* [Set task]: Each record is to be transcribed exactly.

────────────────────────────────────────

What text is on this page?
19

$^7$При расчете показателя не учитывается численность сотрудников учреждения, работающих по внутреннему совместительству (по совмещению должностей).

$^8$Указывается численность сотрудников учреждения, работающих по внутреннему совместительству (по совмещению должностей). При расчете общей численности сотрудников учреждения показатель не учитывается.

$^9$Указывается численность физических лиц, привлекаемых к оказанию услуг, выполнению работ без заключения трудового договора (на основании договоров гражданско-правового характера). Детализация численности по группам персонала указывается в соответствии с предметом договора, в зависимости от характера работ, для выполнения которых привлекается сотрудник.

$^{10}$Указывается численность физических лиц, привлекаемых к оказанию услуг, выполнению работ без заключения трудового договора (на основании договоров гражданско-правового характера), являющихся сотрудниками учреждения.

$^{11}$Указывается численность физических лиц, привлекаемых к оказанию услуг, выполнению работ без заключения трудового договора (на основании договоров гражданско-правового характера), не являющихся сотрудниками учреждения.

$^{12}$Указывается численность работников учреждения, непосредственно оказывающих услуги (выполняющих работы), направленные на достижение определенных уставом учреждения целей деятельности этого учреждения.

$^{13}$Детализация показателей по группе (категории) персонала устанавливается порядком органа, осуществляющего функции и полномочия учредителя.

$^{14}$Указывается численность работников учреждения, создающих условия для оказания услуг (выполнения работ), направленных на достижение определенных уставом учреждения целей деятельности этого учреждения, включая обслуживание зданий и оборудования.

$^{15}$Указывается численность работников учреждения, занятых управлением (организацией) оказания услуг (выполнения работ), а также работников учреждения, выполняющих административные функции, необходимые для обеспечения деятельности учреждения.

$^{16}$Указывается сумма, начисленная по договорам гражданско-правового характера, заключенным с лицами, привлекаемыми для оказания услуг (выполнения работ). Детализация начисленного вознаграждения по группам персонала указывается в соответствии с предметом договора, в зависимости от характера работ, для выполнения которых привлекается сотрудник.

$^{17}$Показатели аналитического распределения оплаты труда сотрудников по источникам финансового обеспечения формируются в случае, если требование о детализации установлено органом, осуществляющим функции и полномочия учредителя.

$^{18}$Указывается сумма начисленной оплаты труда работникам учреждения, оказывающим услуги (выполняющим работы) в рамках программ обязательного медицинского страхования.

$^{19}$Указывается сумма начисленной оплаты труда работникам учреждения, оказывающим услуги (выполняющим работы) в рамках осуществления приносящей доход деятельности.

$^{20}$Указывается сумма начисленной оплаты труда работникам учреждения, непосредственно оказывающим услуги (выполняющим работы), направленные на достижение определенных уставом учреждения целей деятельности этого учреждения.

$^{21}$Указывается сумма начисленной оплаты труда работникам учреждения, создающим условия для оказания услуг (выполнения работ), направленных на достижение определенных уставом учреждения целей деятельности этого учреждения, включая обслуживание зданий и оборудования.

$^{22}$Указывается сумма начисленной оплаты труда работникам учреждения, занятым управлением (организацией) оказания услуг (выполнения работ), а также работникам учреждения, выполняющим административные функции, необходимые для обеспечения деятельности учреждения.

────────────────────────────────────────

* [The response]:
What text is on this page?
19

$^7$При расчете показателя не учитывается численность сотрудников учреждения, работающих по внутреннему совместительству (по совмещению должностей).

$^8$Указывается численность сотрудников учреждения, работающих по внутреннему совместительству (по совмещению должностей). При расчете общей численности сотрудников учреждения показатель не учитывается.

$^9$Указывается численность физических лиц, привлекаемых к оказанию услуг, выполнению работ без заключения трудового договора (на основании договоров гражданско-правового характера). Детализация численности по группам персонала указывается в соответствии с предметом договора, в зависимости от характера работ, для выполнения которых привлекается сотрудник.

$^{10}$Указывается численность физических лиц, привлекаемых к оказанию услуг, выполнению работ без заключения трудового договора (на основании договоров гражданско-правового характера), являющихся сотрудниками учреждения.

$^{11}$Указывается численность физических лиц, привлекаемых к оказанию услуг, выполнению работ без заключения трудового договора (на основании договоров гражданско-правового характера), не являющихся сотрудниками учреждения.

$^{12}$Указывается численность работников учреждения, непосредственно оказывающих услуги (выполняющих работы), направленные на достижение определенных уставом учреждения целей деятельности этого учреждения.

$^{13}$Детализация показателей по группе (категории) персонала устанавливается порядком органа, осуществляющего функции и полномочия учредителя.

$^{14}$Указывается численность работников учреждения, создающих условия для оказания услуг (выполнения работ), направленных на достижение определенных уставом учреждения целей деятельности этого учреждения, включая обслуживание зданий и оборудования.

$^{15}$Указывается численность работников учреждения, занятых управлением (организацией) оказания услуг (выполнения работ), а также работников учреждения, выполняющих административные функции, необходимые для обеспечения деятельности учреждения.

$^{16}$Указывается сумма, начисленная по договорам гражданско-правового характера, заключенным с лицами, привлекаемыми для оказания услуг (выполнения работ). Детализация начисленного вознаграждения по группам персонала указывается в соответствии с предметом договора, в зависимости от характера работ, для выполнения которых привлекается сотрудник.

$^{17}$Показатели аналитического распределения оплаты труда сотрудников по источникам финансового обеспечения формируются в случае, если требование о детализации установлено органом, осуществляющим функции и полномочия учредителя.

$^{18}$Указывается сумма начисленной оплаты труда работникам учреждения, оказывающим услуги (выполняющим работы) в рамках программ обязательного медицинского страхования.

$^{19}$Указывается сумма начисленной оплаты труда работникам учреждения, оказывающим услуги (выполняющим работы) в рамках осуществления приносящей доход деятельности.

$^{20}$Указывается сумма начисленной оплаты труда работникам учреждения, непосредственно оказывающим услуги (выполняющим работы), направленные на достижение определенных уставом учреждения целей деятельности этого учреждения.

$^{21}$Указывается сумма начисленной оплаты труда работникам учреждения, создающим условия для оказания услуг (выполнения работ), направленных на достижение определенных уставом учреждения целей деятельности этого учреждения, включая обслуживание зданий и оборудования.

$^{22}$Указывается сумма начисленной оплаты труда работникам учреждения, занятым управлением (организацией) оказания услуг (выполнения работ), а также работникам учреждения, выполняющим административные функции, необходимые для обеспечения деятельности учреждения.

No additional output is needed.